* _EXERCISE PROMPT_:
Copy out all lines in the data below containing the string "with".

* _THE DATA_:
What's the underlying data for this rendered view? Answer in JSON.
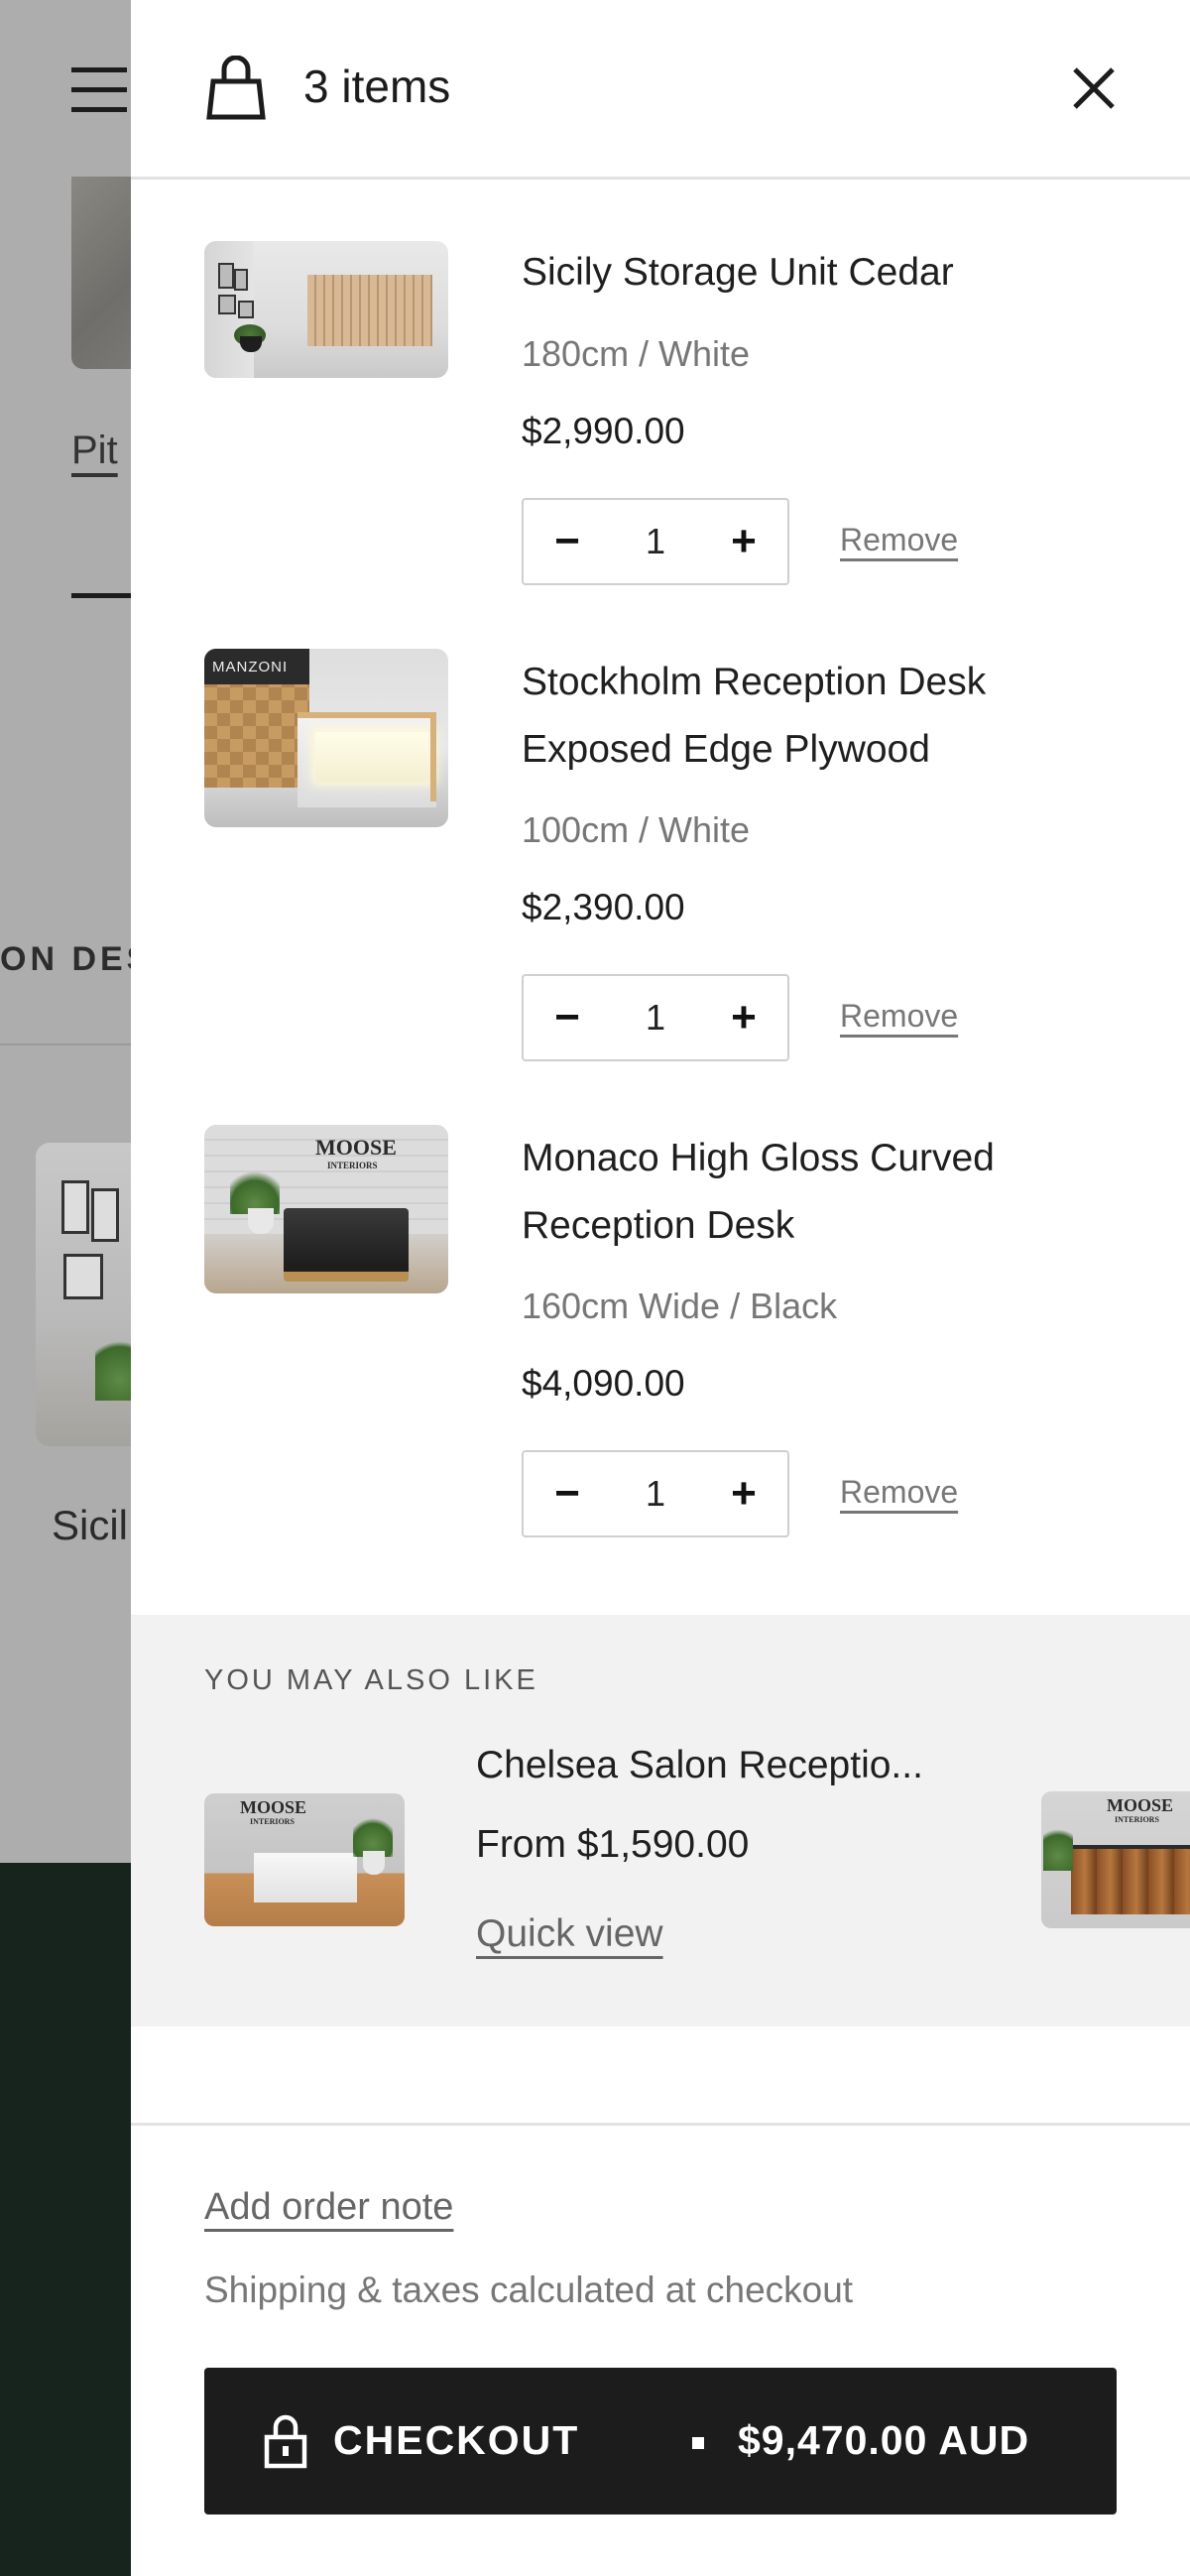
{
  "background": {
    "partial_text_1": "Pit",
    "partial_text_2": "ON DES",
    "partial_text_3": "Sicil"
  },
  "cart": {
    "count_label": "3 items",
    "items": [
      {
        "name": "Sicily Storage Unit Cedar",
        "variant": "180cm / White",
        "price": "$2,990.00",
        "quantity": "1",
        "remove_label": "Remove"
      },
      {
        "name": "Stockholm Reception Desk Exposed Edge Plywood",
        "variant": "100cm / White",
        "price": "$2,390.00",
        "quantity": "1",
        "remove_label": "Remove",
        "image_sign": "MANZONI"
      },
      {
        "name": "Monaco High Gloss Curved Reception Desk",
        "variant": "160cm Wide / Black",
        "price": "$4,090.00",
        "quantity": "1",
        "remove_label": "Remove",
        "image_logo": "MOOSE",
        "image_logo_sub": "INTERIORS"
      }
    ],
    "minus_symbol": "−",
    "plus_symbol": "+"
  },
  "upsell": {
    "heading": "YOU MAY ALSO LIKE",
    "product": {
      "name": "Chelsea Salon Receptio...",
      "price": "From $1,590.00",
      "quick_view_label": "Quick view",
      "image_logo": "MOOSE",
      "image_logo_sub": "INTERIORS"
    },
    "next_image_logo": "MOOSE",
    "next_image_logo_sub": "INTERIORS"
  },
  "footer": {
    "order_note_label": "Add order note",
    "shipping_note": "Shipping & taxes calculated at checkout",
    "checkout_label": "CHECKOUT",
    "checkout_total": "$9,470.00 AUD"
  },
  "icons": {
    "bag": "shopping-bag-icon",
    "close": "close-icon",
    "lock": "lock-icon",
    "menu": "hamburger-menu-icon"
  },
  "colors": {
    "checkout_bg": "#1c1c1c",
    "overlay": "#adadad",
    "footer_dark": "#17241e",
    "upsell_bg": "#f2f2f2"
  }
}
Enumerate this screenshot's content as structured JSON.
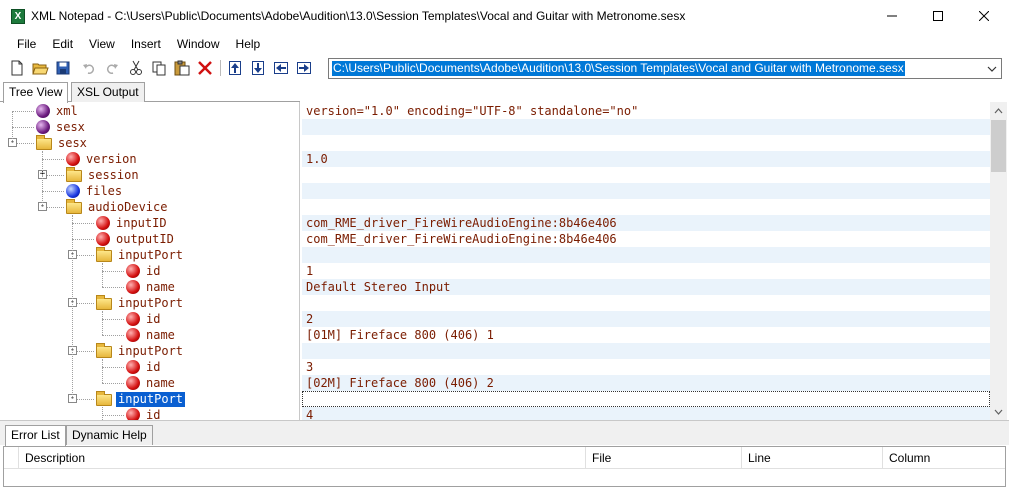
{
  "window": {
    "title": "XML Notepad - C:\\Users\\Public\\Documents\\Adobe\\Audition\\13.0\\Session Templates\\Vocal and Guitar with Metronome.sesx",
    "app_icon_letter": "X"
  },
  "menu": [
    "File",
    "Edit",
    "View",
    "Insert",
    "Window",
    "Help"
  ],
  "toolbar": {
    "icons": [
      "new-file-icon",
      "open-folder-icon",
      "save-icon",
      "undo-icon",
      "redo-icon",
      "cut-icon",
      "copy-icon",
      "paste-icon",
      "delete-icon",
      "nudge-up-icon",
      "nudge-down-icon",
      "nudge-left-icon",
      "nudge-right-icon"
    ],
    "path": "C:\\Users\\Public\\Documents\\Adobe\\Audition\\13.0\\Session Templates\\Vocal and Guitar with Metronome.sesx"
  },
  "tabs_top": [
    "Tree View",
    "XSL Output"
  ],
  "tree": [
    {
      "label": "xml",
      "icon": "purple",
      "depth": 1,
      "expander": ""
    },
    {
      "label": "sesx",
      "icon": "purple",
      "depth": 1,
      "expander": ""
    },
    {
      "label": "sesx",
      "icon": "folder",
      "depth": 1,
      "expander": "-"
    },
    {
      "label": "version",
      "icon": "red",
      "depth": 2,
      "expander": ""
    },
    {
      "label": "session",
      "icon": "folder",
      "depth": 2,
      "expander": "+"
    },
    {
      "label": "files",
      "icon": "blue",
      "depth": 2,
      "expander": ""
    },
    {
      "label": "audioDevice",
      "icon": "folder",
      "depth": 2,
      "expander": "-"
    },
    {
      "label": "inputID",
      "icon": "red",
      "depth": 3,
      "expander": ""
    },
    {
      "label": "outputID",
      "icon": "red",
      "depth": 3,
      "expander": ""
    },
    {
      "label": "inputPort",
      "icon": "folder",
      "depth": 3,
      "expander": "-"
    },
    {
      "label": "id",
      "icon": "red",
      "depth": 4,
      "expander": ""
    },
    {
      "label": "name",
      "icon": "red",
      "depth": 4,
      "expander": ""
    },
    {
      "label": "inputPort",
      "icon": "folder",
      "depth": 3,
      "expander": "-"
    },
    {
      "label": "id",
      "icon": "red",
      "depth": 4,
      "expander": ""
    },
    {
      "label": "name",
      "icon": "red",
      "depth": 4,
      "expander": ""
    },
    {
      "label": "inputPort",
      "icon": "folder",
      "depth": 3,
      "expander": "-"
    },
    {
      "label": "id",
      "icon": "red",
      "depth": 4,
      "expander": ""
    },
    {
      "label": "name",
      "icon": "red",
      "depth": 4,
      "expander": ""
    },
    {
      "label": "inputPort",
      "icon": "folder",
      "depth": 3,
      "expander": "-",
      "selected": true
    },
    {
      "label": "id",
      "icon": "red",
      "depth": 4,
      "expander": ""
    }
  ],
  "values": [
    "version=\"1.0\" encoding=\"UTF-8\" standalone=\"no\"",
    "",
    "",
    "1.0",
    "",
    "",
    "",
    "com_RME_driver_FireWireAudioEngine:8b46e406",
    "com_RME_driver_FireWireAudioEngine:8b46e406",
    "",
    "1",
    "Default Stereo Input",
    "",
    "2",
    "[01M] Fireface 800 (406) 1",
    "",
    "3",
    "[02M] Fireface 800 (406) 2",
    "",
    "4"
  ],
  "tabs_bottom": [
    "Error List",
    "Dynamic Help"
  ],
  "error_grid": {
    "columns": [
      "Description",
      "File",
      "Line",
      "Column"
    ]
  },
  "colors": {
    "selection": "#0a5fd1",
    "value_text": "#7a1c00",
    "tree_text": "#7a1c00",
    "row_alt": "#eaf3fb"
  }
}
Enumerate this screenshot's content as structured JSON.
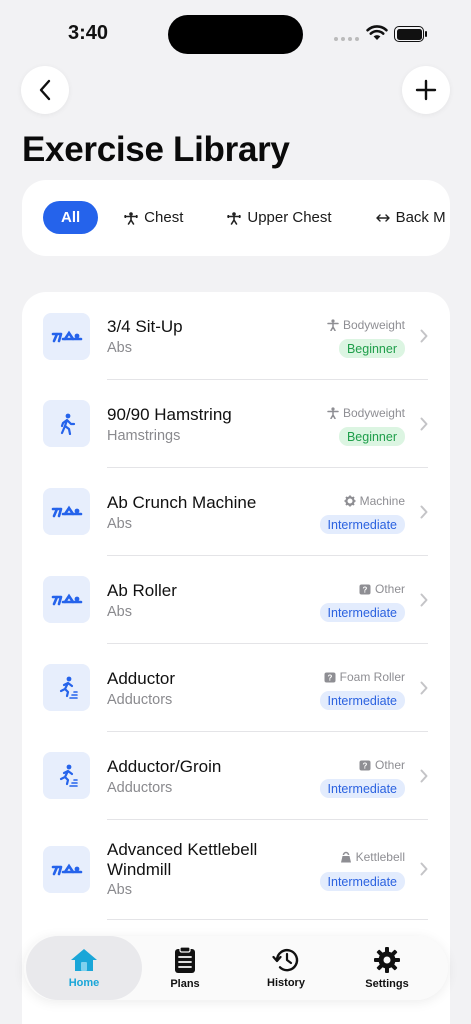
{
  "status": {
    "time": "3:40"
  },
  "page": {
    "title": "Exercise Library"
  },
  "filters": [
    {
      "label": "All",
      "icon": ""
    },
    {
      "label": "Chest",
      "icon": "weightlifter-icon"
    },
    {
      "label": "Upper Chest",
      "icon": "weightlifter-icon"
    },
    {
      "label": "Back M",
      "icon": "arrows-horizontal-icon"
    }
  ],
  "exercises": [
    {
      "name": "3/4 Sit-Up",
      "muscle": "Abs",
      "equipment": "Bodyweight",
      "equipment_icon": "person-icon",
      "level": "Beginner",
      "thumb_icon": "situp-icon"
    },
    {
      "name": "90/90 Hamstring",
      "muscle": "Hamstrings",
      "equipment": "Bodyweight",
      "equipment_icon": "person-icon",
      "level": "Beginner",
      "thumb_icon": "walking-icon"
    },
    {
      "name": "Ab Crunch Machine",
      "muscle": "Abs",
      "equipment": "Machine",
      "equipment_icon": "gear-icon",
      "level": "Intermediate",
      "thumb_icon": "situp-icon"
    },
    {
      "name": "Ab Roller",
      "muscle": "Abs",
      "equipment": "Other",
      "equipment_icon": "question-box-icon",
      "level": "Intermediate",
      "thumb_icon": "situp-icon"
    },
    {
      "name": "Adductor",
      "muscle": "Adductors",
      "equipment": "Foam Roller",
      "equipment_icon": "question-box-icon",
      "level": "Intermediate",
      "thumb_icon": "stairs-icon"
    },
    {
      "name": "Adductor/Groin",
      "muscle": "Adductors",
      "equipment": "Other",
      "equipment_icon": "question-box-icon",
      "level": "Intermediate",
      "thumb_icon": "stairs-icon"
    },
    {
      "name": "Advanced Kettlebell Windmill",
      "muscle": "Abs",
      "equipment": "Kettlebell",
      "equipment_icon": "kettlebell-icon",
      "level": "Intermediate",
      "thumb_icon": "situp-icon"
    }
  ],
  "tabs": [
    {
      "label": "Home",
      "icon": "home-icon",
      "active": true
    },
    {
      "label": "Plans",
      "icon": "clipboard-icon",
      "active": false
    },
    {
      "label": "History",
      "icon": "history-icon",
      "active": false
    },
    {
      "label": "Settings",
      "icon": "gear-icon",
      "active": false
    }
  ],
  "colors": {
    "accent": "#2563eb",
    "beginner_bg": "#dcf5e2",
    "beginner_text": "#1e9e4a",
    "intermediate_bg": "#e3ecfd",
    "intermediate_text": "#2b62e0",
    "home_active": "#1aa6d8"
  }
}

* _COMPLETED EXERCISE_:
    "title": "XML Notepad - C:\\Users\\Public\\Documents\\Adobe\\Audition\\13.0\\Session Templates\\Vocal and Guitar with Metronome.sesx",
    "path": "C:\\Users\\Public\\Documents\\Adobe\\Audition\\13.0\\Session Templates\\Vocal and Guitar with Metronome.sesx"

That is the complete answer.